Dataset extract =
* * * * * * * * *

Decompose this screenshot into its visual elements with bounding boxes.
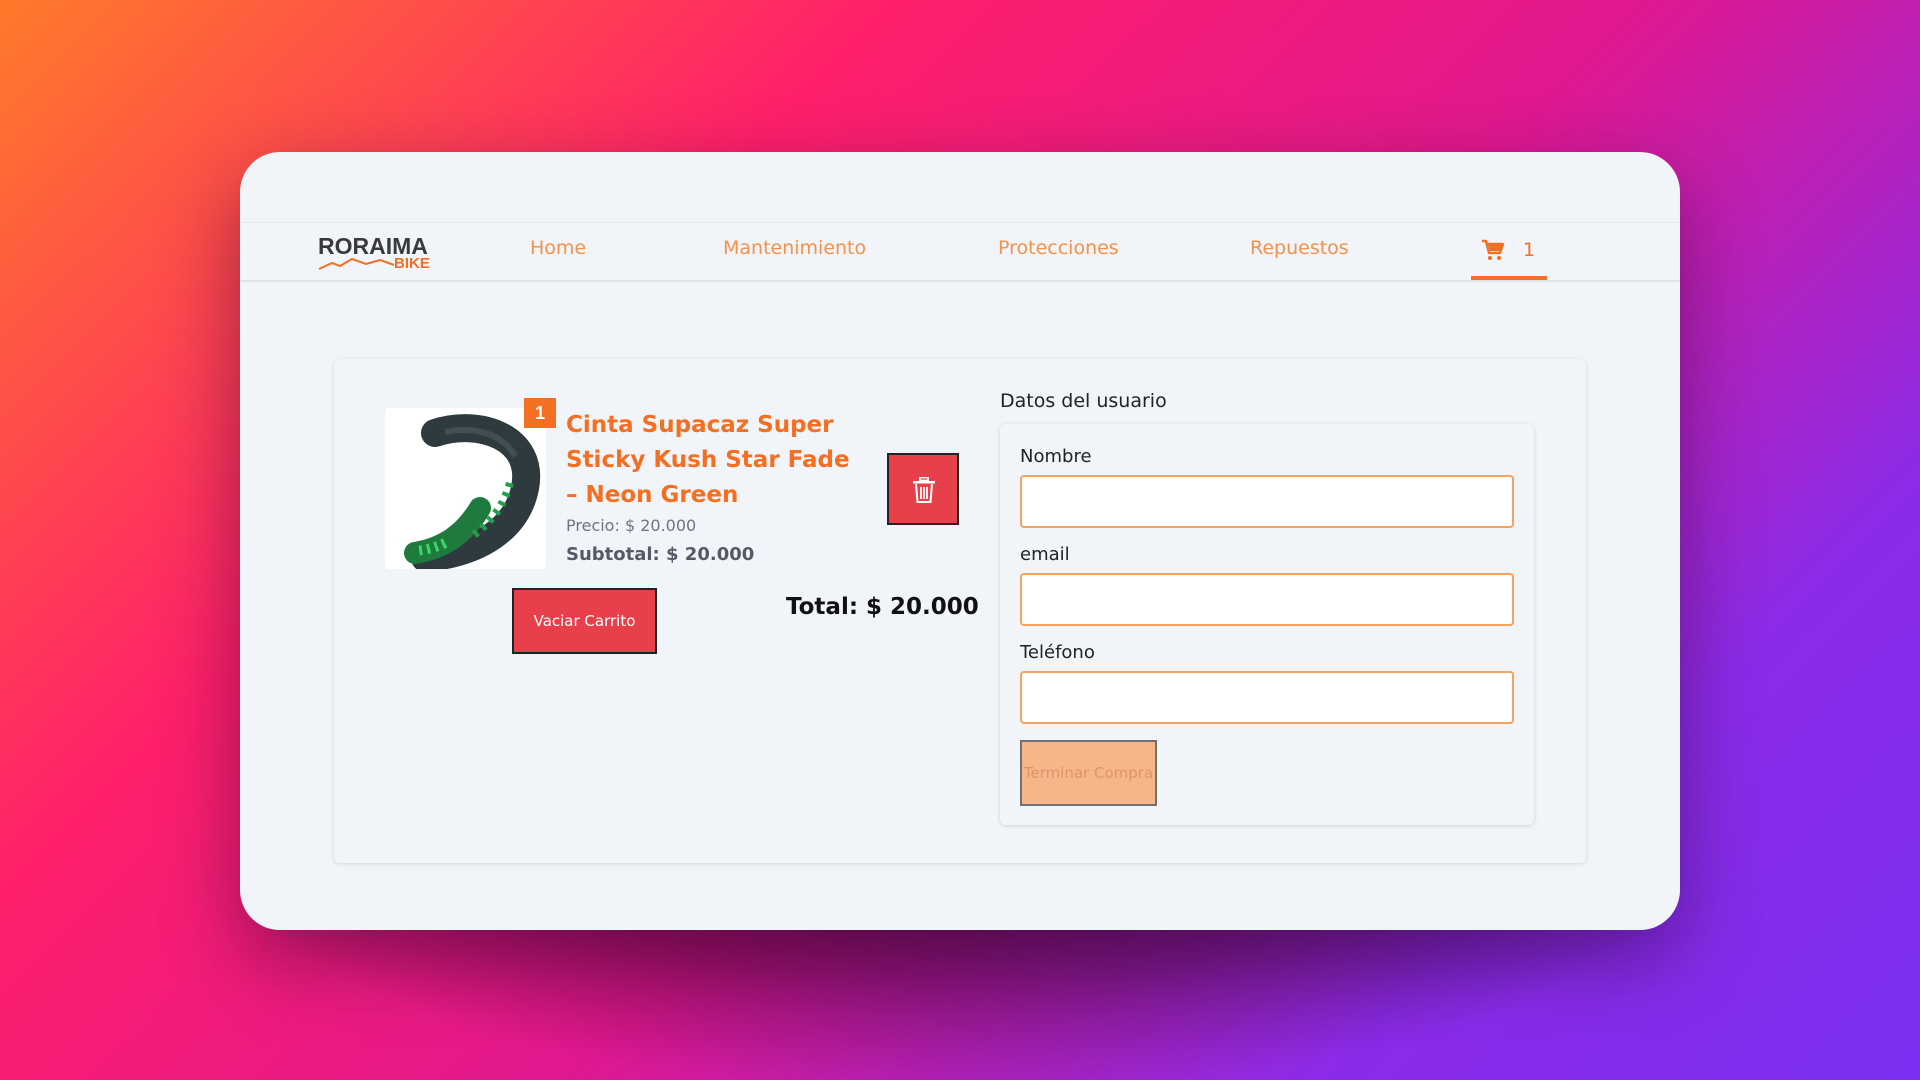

* * * * * * * * *

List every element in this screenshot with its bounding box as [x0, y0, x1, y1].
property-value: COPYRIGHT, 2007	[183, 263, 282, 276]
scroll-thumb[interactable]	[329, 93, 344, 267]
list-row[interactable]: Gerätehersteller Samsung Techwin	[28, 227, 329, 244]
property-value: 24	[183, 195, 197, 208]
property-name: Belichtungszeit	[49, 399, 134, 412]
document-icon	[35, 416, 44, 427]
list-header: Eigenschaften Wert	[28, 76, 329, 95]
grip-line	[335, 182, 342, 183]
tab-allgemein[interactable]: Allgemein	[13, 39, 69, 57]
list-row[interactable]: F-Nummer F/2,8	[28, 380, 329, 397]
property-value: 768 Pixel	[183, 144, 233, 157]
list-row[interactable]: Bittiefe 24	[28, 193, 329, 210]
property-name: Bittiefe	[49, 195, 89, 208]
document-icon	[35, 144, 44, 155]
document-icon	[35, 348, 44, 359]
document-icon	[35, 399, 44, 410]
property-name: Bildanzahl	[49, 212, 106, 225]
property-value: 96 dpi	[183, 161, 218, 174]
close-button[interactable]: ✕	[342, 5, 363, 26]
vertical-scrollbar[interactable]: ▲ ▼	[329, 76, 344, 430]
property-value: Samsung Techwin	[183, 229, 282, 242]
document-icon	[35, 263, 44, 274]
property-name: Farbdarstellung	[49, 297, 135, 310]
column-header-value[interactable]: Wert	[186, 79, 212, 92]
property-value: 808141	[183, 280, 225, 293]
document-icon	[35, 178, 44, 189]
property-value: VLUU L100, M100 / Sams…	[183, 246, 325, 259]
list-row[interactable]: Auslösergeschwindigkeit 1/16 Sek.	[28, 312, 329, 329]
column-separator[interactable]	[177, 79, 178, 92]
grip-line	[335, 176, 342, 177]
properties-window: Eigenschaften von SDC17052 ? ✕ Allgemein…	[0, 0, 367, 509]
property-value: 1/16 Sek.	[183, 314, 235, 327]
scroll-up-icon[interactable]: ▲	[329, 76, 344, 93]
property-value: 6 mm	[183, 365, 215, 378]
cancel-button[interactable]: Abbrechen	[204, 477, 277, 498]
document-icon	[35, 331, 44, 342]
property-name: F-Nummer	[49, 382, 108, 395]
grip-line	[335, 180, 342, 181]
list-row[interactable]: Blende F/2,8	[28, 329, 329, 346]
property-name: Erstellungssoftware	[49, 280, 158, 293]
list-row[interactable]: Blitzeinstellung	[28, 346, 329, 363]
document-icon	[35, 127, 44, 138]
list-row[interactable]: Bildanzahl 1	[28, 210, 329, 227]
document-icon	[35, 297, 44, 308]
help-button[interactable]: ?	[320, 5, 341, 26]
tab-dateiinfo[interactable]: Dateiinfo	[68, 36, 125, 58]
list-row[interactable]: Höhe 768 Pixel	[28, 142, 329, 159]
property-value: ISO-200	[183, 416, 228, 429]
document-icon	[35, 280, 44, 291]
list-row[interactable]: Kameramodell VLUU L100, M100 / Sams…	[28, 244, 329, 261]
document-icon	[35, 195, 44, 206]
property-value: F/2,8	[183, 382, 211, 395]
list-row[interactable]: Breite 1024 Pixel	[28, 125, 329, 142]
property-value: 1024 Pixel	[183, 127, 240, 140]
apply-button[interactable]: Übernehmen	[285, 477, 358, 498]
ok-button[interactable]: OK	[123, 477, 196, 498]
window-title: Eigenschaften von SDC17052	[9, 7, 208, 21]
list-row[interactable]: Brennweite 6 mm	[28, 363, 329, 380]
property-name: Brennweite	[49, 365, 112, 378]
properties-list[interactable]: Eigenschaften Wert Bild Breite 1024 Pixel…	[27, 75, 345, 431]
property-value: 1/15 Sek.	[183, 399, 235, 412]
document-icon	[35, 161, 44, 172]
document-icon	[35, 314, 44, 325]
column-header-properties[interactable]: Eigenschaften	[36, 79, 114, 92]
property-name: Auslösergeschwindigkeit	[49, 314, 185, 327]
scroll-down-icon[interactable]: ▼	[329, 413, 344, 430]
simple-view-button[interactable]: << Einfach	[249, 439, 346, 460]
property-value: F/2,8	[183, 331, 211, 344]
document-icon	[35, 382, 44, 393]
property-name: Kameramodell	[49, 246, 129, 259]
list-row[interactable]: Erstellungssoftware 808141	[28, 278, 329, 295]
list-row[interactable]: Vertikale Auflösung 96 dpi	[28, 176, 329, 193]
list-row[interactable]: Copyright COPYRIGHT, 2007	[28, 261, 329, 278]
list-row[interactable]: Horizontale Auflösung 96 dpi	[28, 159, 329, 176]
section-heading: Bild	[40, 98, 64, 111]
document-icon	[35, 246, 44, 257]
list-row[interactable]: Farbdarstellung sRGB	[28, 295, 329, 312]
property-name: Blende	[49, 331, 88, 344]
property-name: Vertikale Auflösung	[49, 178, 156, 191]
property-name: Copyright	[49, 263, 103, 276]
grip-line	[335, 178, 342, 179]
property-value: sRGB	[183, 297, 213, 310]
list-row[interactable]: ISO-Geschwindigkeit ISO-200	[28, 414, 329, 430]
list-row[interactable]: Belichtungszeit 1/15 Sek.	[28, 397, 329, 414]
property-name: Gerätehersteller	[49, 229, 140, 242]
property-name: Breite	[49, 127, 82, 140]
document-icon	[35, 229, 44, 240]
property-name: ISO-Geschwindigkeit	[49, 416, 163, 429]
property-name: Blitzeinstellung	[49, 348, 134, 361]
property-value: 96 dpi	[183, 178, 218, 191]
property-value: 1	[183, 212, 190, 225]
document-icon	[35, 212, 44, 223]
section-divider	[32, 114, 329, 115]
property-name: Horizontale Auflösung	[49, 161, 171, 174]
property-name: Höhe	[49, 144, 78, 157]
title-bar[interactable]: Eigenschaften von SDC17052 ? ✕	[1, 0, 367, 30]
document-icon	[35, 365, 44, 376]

* * * * * * * * *

Task instructions =
Select every line in the listing that contains the string "Auflösung", and copy each one in full. Case counts, so match that word only with its capitalization exactly as given.

Output of the exercise =
list-row[interactable]: Vertikale Auflösung 96 dpi	[28, 176, 329, 193]
list-row[interactable]: Horizontale Auflösung 96 dpi	[28, 159, 329, 176]
property-name: Vertikale Auflösung	[49, 178, 156, 191]
property-name: Horizontale Auflösung	[49, 161, 171, 174]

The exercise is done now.